◆ Set problem: Edit the entries from the line containing "row-header-2[interactable]: 2 [0,77,48,102]" through the line containing "cell-f1[interactable] [504,30,576,77]", both included. Reproduce only those lines, with "Data1" replaced by "Values1" and everything else unchanged.

◆ Supplied data:
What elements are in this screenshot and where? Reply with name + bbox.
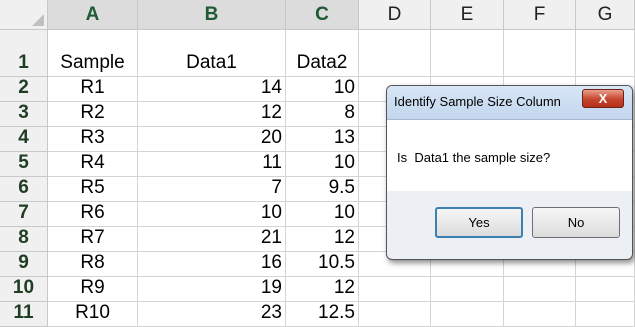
row-header-2[interactable]: 2 [0,77,48,102]
row-header-1[interactable]: 1 [0,30,48,77]
cell-b3[interactable]: 12 [138,102,286,127]
cell-b5[interactable]: 11 [138,152,286,177]
cell-a1[interactable]: Sample [48,30,138,77]
cell-g10[interactable] [576,277,635,302]
cell-e11[interactable] [431,302,504,327]
cell-a11[interactable]: R10 [48,302,138,327]
close-button[interactable]: X [582,89,624,108]
row-header-9[interactable]: 9 [0,252,48,277]
dialog-message: Is Data1 the sample size? [397,150,551,165]
cell-b8[interactable]: 21 [138,227,286,252]
cell-c4[interactable]: 13 [286,127,359,152]
cell-a3[interactable]: R2 [48,102,138,127]
cell-b10[interactable]: 19 [138,277,286,302]
column-header-b[interactable]: B [138,0,286,30]
cell-a8[interactable]: R7 [48,227,138,252]
cell-a10[interactable]: R9 [48,277,138,302]
identify-sample-size-dialog: Identify Sample Size Column X Is Data1 t… [386,85,633,260]
cell-a4[interactable]: R3 [48,127,138,152]
cell-e1[interactable] [431,30,504,77]
column-header-a[interactable]: A [48,0,138,30]
row-header-11[interactable]: 11 [0,302,48,327]
cell-d11[interactable] [359,302,431,327]
cell-b7[interactable]: 10 [138,202,286,227]
column-header-d[interactable]: D [359,0,431,30]
row-header-5[interactable]: 5 [0,152,48,177]
cell-a2[interactable]: R1 [48,77,138,102]
close-icon: X [598,91,608,106]
cell-a5[interactable]: R4 [48,152,138,177]
cell-c1[interactable]: Data2 [286,30,359,77]
row-header-4[interactable]: 4 [0,127,48,152]
row-header-3[interactable]: 3 [0,102,48,127]
cell-c10[interactable]: 12 [286,277,359,302]
row-header-6[interactable]: 6 [0,177,48,202]
select-all-triangle-icon [32,14,44,26]
cell-f11[interactable] [504,302,576,327]
yes-button[interactable]: Yes [435,207,523,238]
cell-c8[interactable]: 12 [286,227,359,252]
cell-c5[interactable]: 10 [286,152,359,177]
row-header-10[interactable]: 10 [0,277,48,302]
cell-b1[interactable]: Data1 [138,30,286,77]
column-header-c[interactable]: C [286,0,359,30]
cell-c3[interactable]: 8 [286,102,359,127]
cell-f10[interactable] [504,277,576,302]
cell-b11[interactable]: 23 [138,302,286,327]
row-header-7[interactable]: 7 [0,202,48,227]
column-header-g[interactable]: G [576,0,635,30]
cell-f1[interactable] [504,30,576,77]
select-all-corner[interactable] [0,0,48,30]
row-header-8[interactable]: 8 [0,227,48,252]
cell-d1[interactable] [359,30,431,77]
cell-a9[interactable]: R8 [48,252,138,277]
column-header-e[interactable]: E [431,0,504,30]
cell-g11[interactable] [576,302,635,327]
dialog-titlebar[interactable]: Identify Sample Size Column X [387,86,632,120]
dialog-message-area: Is Data1 the sample size? [387,120,632,191]
cell-c7[interactable]: 10 [286,202,359,227]
cell-b9[interactable]: 16 [138,252,286,277]
cell-e10[interactable] [431,277,504,302]
cell-a7[interactable]: R6 [48,202,138,227]
cell-c6[interactable]: 9.5 [286,177,359,202]
cell-c11[interactable]: 12.5 [286,302,359,327]
cell-d10[interactable] [359,277,431,302]
column-header-f[interactable]: F [504,0,576,30]
cell-g1[interactable] [576,30,635,77]
dialog-title: Identify Sample Size Column [394,94,561,109]
no-button[interactable]: No [532,207,620,238]
cell-c9[interactable]: 10.5 [286,252,359,277]
cell-b4[interactable]: 20 [138,127,286,152]
cell-b2[interactable]: 14 [138,77,286,102]
cell-c2[interactable]: 10 [286,77,359,102]
cell-a6[interactable]: R5 [48,177,138,202]
cell-b6[interactable]: 7 [138,177,286,202]
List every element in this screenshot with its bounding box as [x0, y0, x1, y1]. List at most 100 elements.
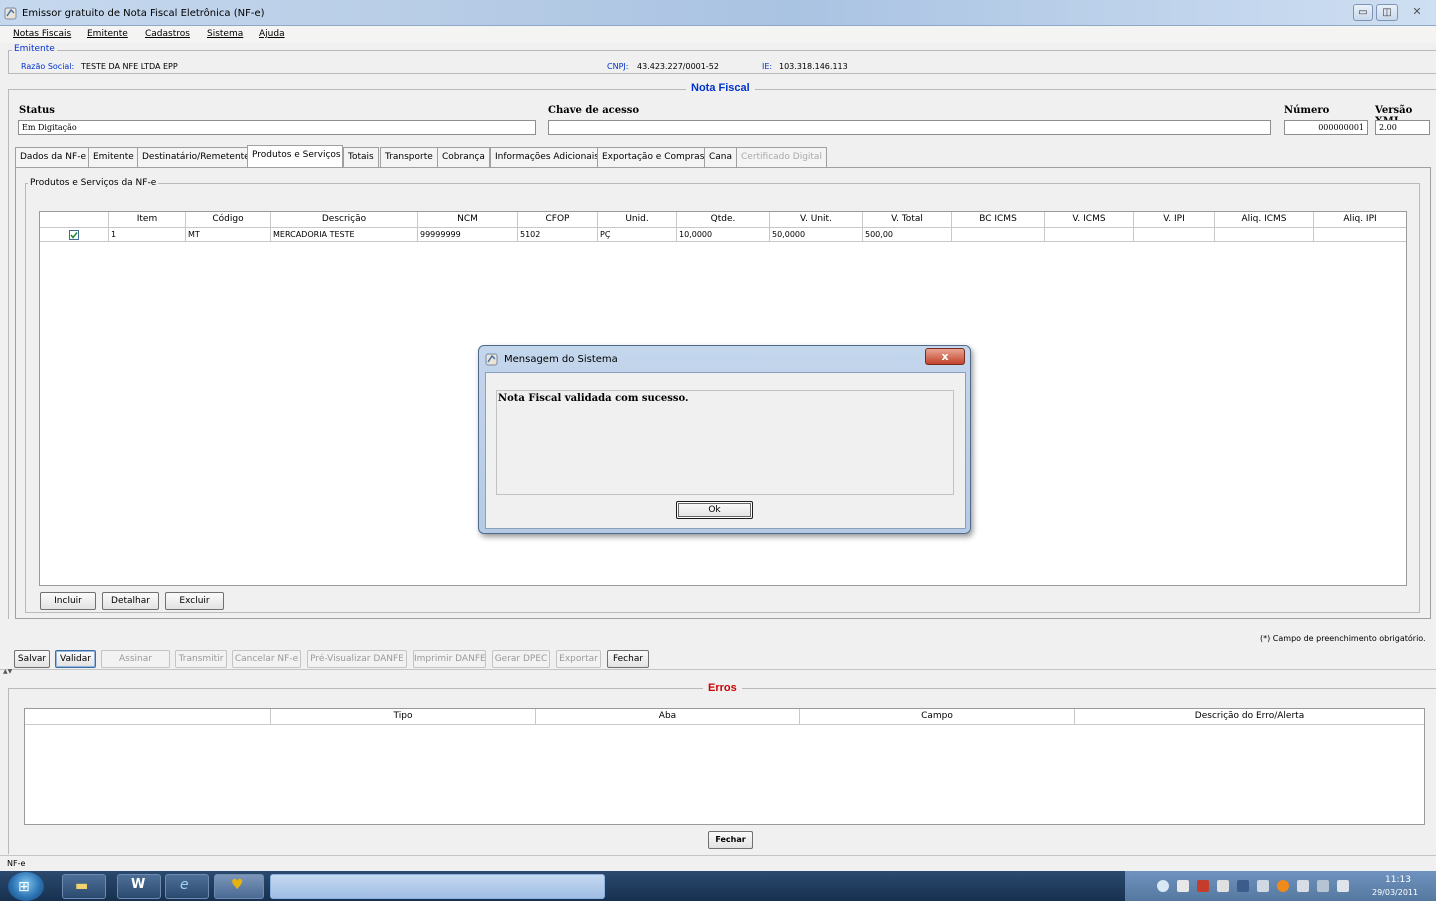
- tab-cana[interactable]: Cana: [704, 147, 738, 167]
- versao-xml-field[interactable]: 2.00: [1375, 120, 1430, 135]
- dialog-ok-button[interactable]: Ok: [676, 501, 753, 519]
- menu-notas-fiscais[interactable]: Notas Fiscais: [13, 29, 71, 39]
- message-dialog[interactable]: Mensagem do Sistema x Nota Fiscal valida…: [478, 345, 971, 534]
- tray-pdf-icon[interactable]: [1197, 880, 1209, 892]
- column-header-vtotal[interactable]: V. Total: [863, 212, 952, 227]
- taskbar-word[interactable]: W: [117, 874, 161, 899]
- column-header-vipi[interactable]: V. IPI: [1134, 212, 1215, 227]
- column-header-descricao[interactable]: Descrição: [271, 212, 418, 227]
- erros-column-header-tipo[interactable]: Tipo: [271, 709, 536, 724]
- close-button[interactable]: ✕: [1404, 5, 1430, 21]
- menu-sistema[interactable]: Sistema: [207, 29, 243, 39]
- numero-field[interactable]: 000000001: [1284, 120, 1368, 135]
- tray-network-icon[interactable]: [1157, 880, 1169, 892]
- erros-column-header-descricao[interactable]: Descrição do Erro/Alerta: [1075, 709, 1424, 724]
- tab-produtos-servicos[interactable]: Produtos e Serviços: [247, 145, 343, 168]
- cancelar-nfe-button[interactable]: Cancelar NF-e: [232, 650, 301, 668]
- column-header-bcicms[interactable]: BC ICMS: [952, 212, 1045, 227]
- emitente-group-title: Emitente: [12, 44, 57, 54]
- column-header-cfop[interactable]: CFOP: [518, 212, 598, 227]
- status-bar-text: NF-e: [7, 859, 26, 868]
- column-header-check[interactable]: [40, 212, 109, 227]
- fechar-button[interactable]: Fechar: [607, 650, 649, 668]
- detalhar-button[interactable]: Detalhar: [102, 592, 159, 610]
- column-header-vunit[interactable]: V. Unit.: [770, 212, 863, 227]
- dialog-message-area: Nota Fiscal validada com sucesso.: [496, 390, 954, 495]
- cell-bcicms: [952, 228, 1045, 242]
- start-button[interactable]: ⊞: [8, 872, 44, 901]
- chave-acesso-label: Chave de acesso: [548, 105, 640, 116]
- menu-emitente[interactable]: Emitente: [87, 29, 128, 39]
- table-row[interactable]: 1 MT MERCADORIA TESTE 99999999 5102 PÇ 1…: [40, 227, 1406, 242]
- column-header-item[interactable]: Item: [109, 212, 186, 227]
- status-field[interactable]: Em Digitação: [18, 120, 536, 135]
- splitter-arrows-icon[interactable]: ▲▼: [3, 668, 12, 675]
- tab-cobranca[interactable]: Cobrança: [437, 147, 490, 167]
- exportar-button[interactable]: Exportar: [556, 650, 601, 668]
- erros-column-header-aba[interactable]: Aba: [536, 709, 800, 724]
- salvar-button[interactable]: Salvar: [14, 650, 50, 668]
- chave-acesso-field[interactable]: [548, 120, 1271, 135]
- tab-totais[interactable]: Totais: [343, 147, 379, 167]
- incluir-button[interactable]: Incluir: [40, 592, 96, 610]
- tray-volume-icon[interactable]: [1337, 880, 1349, 892]
- menu-ajuda[interactable]: Ajuda: [259, 29, 285, 39]
- cell-vicms: [1045, 228, 1134, 242]
- tray-app-icon[interactable]: [1177, 880, 1189, 892]
- excluir-button[interactable]: Excluir: [165, 592, 224, 610]
- pre-visualizar-danfe-button[interactable]: Pré-Visualizar DANFE: [307, 650, 407, 668]
- clock-time[interactable]: 11:13: [1385, 875, 1411, 885]
- column-header-vicms[interactable]: V. ICMS: [1045, 212, 1134, 227]
- taskbar-explorer[interactable]: ▬: [62, 874, 106, 899]
- maximize-button[interactable]: ◫: [1376, 4, 1398, 21]
- tray-device-icon[interactable]: [1257, 880, 1269, 892]
- tray-update-icon[interactable]: [1277, 880, 1289, 892]
- cell-cfop: 5102: [518, 228, 598, 242]
- column-header-qtde[interactable]: Qtde.: [677, 212, 770, 227]
- splitter[interactable]: ▲▼: [0, 668, 1436, 675]
- erros-fechar-button[interactable]: Fechar: [708, 831, 753, 849]
- row-checkbox-cell[interactable]: [40, 228, 109, 242]
- column-header-codigo[interactable]: Código: [186, 212, 271, 227]
- tray-network-status-icon[interactable]: [1317, 880, 1329, 892]
- cell-item: 1: [109, 228, 186, 242]
- tray-flag-icon[interactable]: [1297, 880, 1309, 892]
- validar-button[interactable]: Validar: [55, 650, 96, 668]
- erros-table[interactable]: Tipo Aba Campo Descrição do Erro/Alerta: [24, 708, 1425, 825]
- menu-bar: Notas Fiscais Emitente Cadastros Sistema…: [0, 26, 1436, 43]
- gerar-dpec-button[interactable]: Gerar DPEC: [492, 650, 550, 668]
- taskbar-ie[interactable]: e: [165, 874, 209, 899]
- window-title-bar[interactable]: Emissor gratuito de Nota Fiscal Eletrôni…: [0, 0, 1436, 26]
- assinar-button[interactable]: Assinar: [101, 650, 170, 668]
- minimize-icon: ▭: [1358, 7, 1368, 18]
- erros-column-header-blank[interactable]: [25, 709, 271, 724]
- imprimir-danfe-button[interactable]: Imprimir DANFE: [413, 650, 486, 668]
- maximize-icon: ◫: [1382, 7, 1392, 18]
- tab-destinatario[interactable]: Destinatário/Remetente: [137, 147, 255, 167]
- clock-date[interactable]: 29/03/2011: [1372, 888, 1418, 897]
- checkbox-checked-icon[interactable]: [69, 230, 79, 240]
- taskbar-nfe-app[interactable]: ♥: [214, 874, 264, 899]
- tab-emitente[interactable]: Emitente: [88, 147, 139, 167]
- cell-vipi: [1134, 228, 1215, 242]
- tab-informacoes-adicionais[interactable]: Informações Adicionais: [490, 147, 604, 167]
- menu-cadastros[interactable]: Cadastros: [145, 29, 190, 39]
- tab-transporte[interactable]: Transporte: [380, 147, 438, 167]
- column-header-aliqipi[interactable]: Aliq. IPI: [1314, 212, 1406, 227]
- cnpj-label: CNPJ:: [607, 62, 629, 71]
- erros-column-header-campo[interactable]: Campo: [800, 709, 1075, 724]
- tab-certificado-digital[interactable]: Certificado Digital: [736, 147, 827, 167]
- tray-display-icon[interactable]: [1237, 880, 1249, 892]
- minimize-button[interactable]: ▭: [1353, 4, 1373, 21]
- column-header-aliqicms[interactable]: Aliq. ICMS: [1215, 212, 1314, 227]
- column-header-ncm[interactable]: NCM: [418, 212, 518, 227]
- app-icon: [4, 7, 17, 20]
- cell-codigo: MT: [186, 228, 271, 242]
- tab-dados-nfe[interactable]: Dados da NF-e: [15, 147, 91, 167]
- tray-speaker-icon[interactable]: [1217, 880, 1229, 892]
- transmitir-button[interactable]: Transmitir: [175, 650, 227, 668]
- column-header-unid[interactable]: Unid.: [598, 212, 677, 227]
- dialog-close-button[interactable]: x: [925, 348, 965, 365]
- tab-exportacao-compras[interactable]: Exportação e Compras: [597, 147, 710, 167]
- taskbar-active-window[interactable]: [270, 874, 605, 899]
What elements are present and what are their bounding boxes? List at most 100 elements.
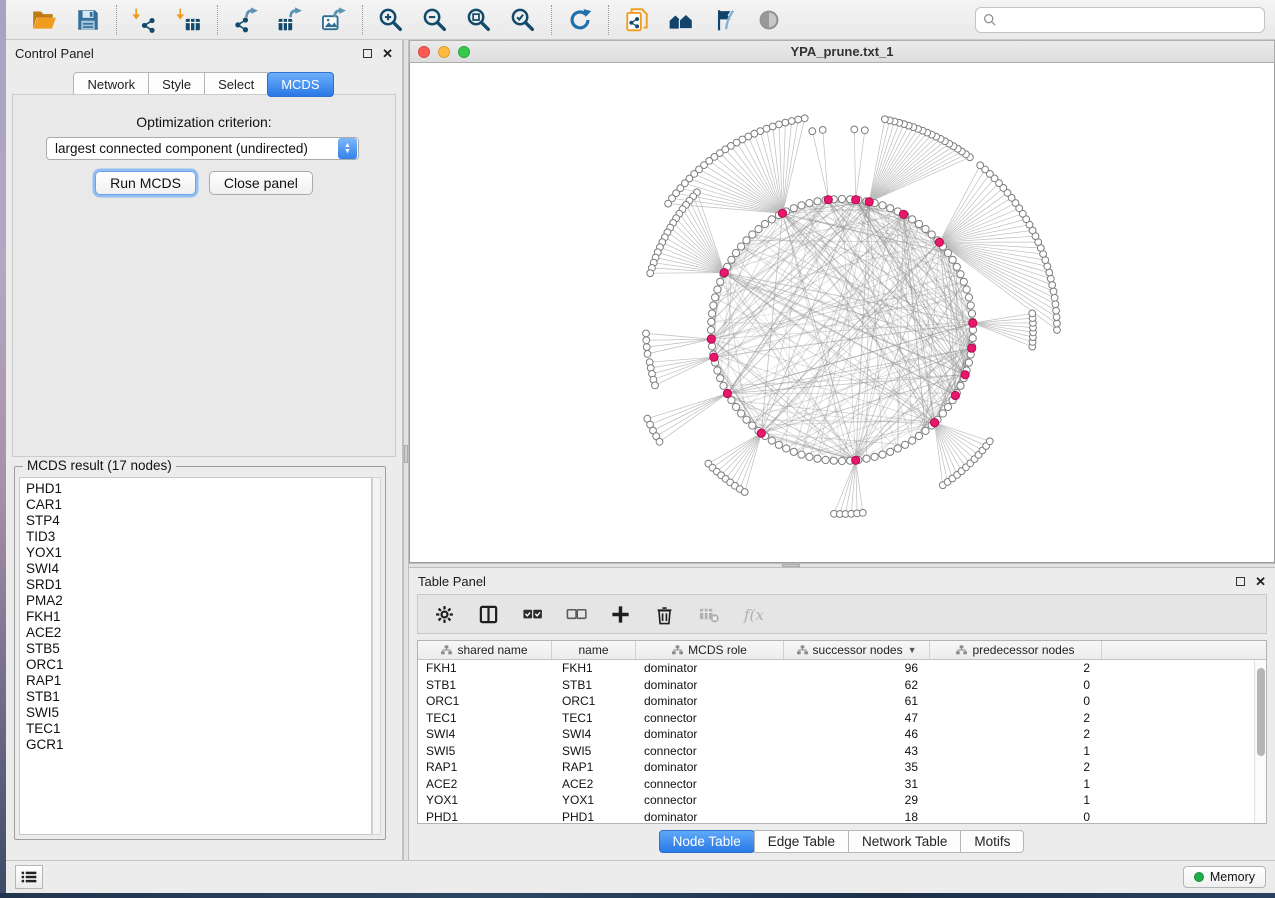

◆ Reply to the task:
row-header-2[interactable]: 2 [0,77,48,102]
row-header-1[interactable]: 1 [0,30,48,77]
cell-b3[interactable]: 12 [138,102,286,127]
cell-b5[interactable]: 11 [138,152,286,177]
cell-a1[interactable]: Sample [48,30,138,77]
cell-g10[interactable] [576,277,635,302]
cell-e11[interactable] [431,302,504,327]
cell-a11[interactable]: R10 [48,302,138,327]
close-button[interactable]: X [582,89,624,108]
row-header-9[interactable]: 9 [0,252,48,277]
dialog-message: Is Values1 the sample size? [397,150,551,165]
cell-b8[interactable]: 21 [138,227,286,252]
cell-c4[interactable]: 13 [286,127,359,152]
cell-a3[interactable]: R2 [48,102,138,127]
cell-b10[interactable]: 19 [138,277,286,302]
column-header-b[interactable]: B [138,0,286,30]
cell-a8[interactable]: R7 [48,227,138,252]
cell-a10[interactable]: R9 [48,277,138,302]
identify-sample-size-dialog: Identify Sample Size Column X Is Values1 t… [386,85,633,260]
cell-a4[interactable]: R3 [48,127,138,152]
cell-e1[interactable] [431,30,504,77]
column-header-a[interactable]: A [48,0,138,30]
row-header-11[interactable]: 11 [0,302,48,327]
cell-d11[interactable] [359,302,431,327]
cell-b7[interactable]: 10 [138,202,286,227]
column-header-d[interactable]: D [359,0,431,30]
row-header-5[interactable]: 5 [0,152,48,177]
cell-a2[interactable]: R1 [48,77,138,102]
close-icon: X [598,91,608,106]
cell-a5[interactable]: R4 [48,152,138,177]
cell-c1[interactable]: Data2 [286,30,359,77]
row-header-4[interactable]: 4 [0,127,48,152]
row-header-3[interactable]: 3 [0,102,48,127]
cell-c10[interactable]: 12 [286,277,359,302]
row-header-6[interactable]: 6 [0,177,48,202]
select-all-triangle-icon [32,14,44,26]
cell-f11[interactable] [504,302,576,327]
yes-button[interactable]: Yes [435,207,523,238]
cell-c8[interactable]: 12 [286,227,359,252]
cell-c5[interactable]: 10 [286,152,359,177]
row-header-10[interactable]: 10 [0,277,48,302]
cell-b1[interactable]: Values1 [138,30,286,77]
column-header-c[interactable]: C [286,0,359,30]
cell-c3[interactable]: 8 [286,102,359,127]
cell-f10[interactable] [504,277,576,302]
cell-b11[interactable]: 23 [138,302,286,327]
row-header-7[interactable]: 7 [0,202,48,227]
column-header-g[interactable]: G [576,0,635,30]
cell-f1[interactable] [504,30,576,77]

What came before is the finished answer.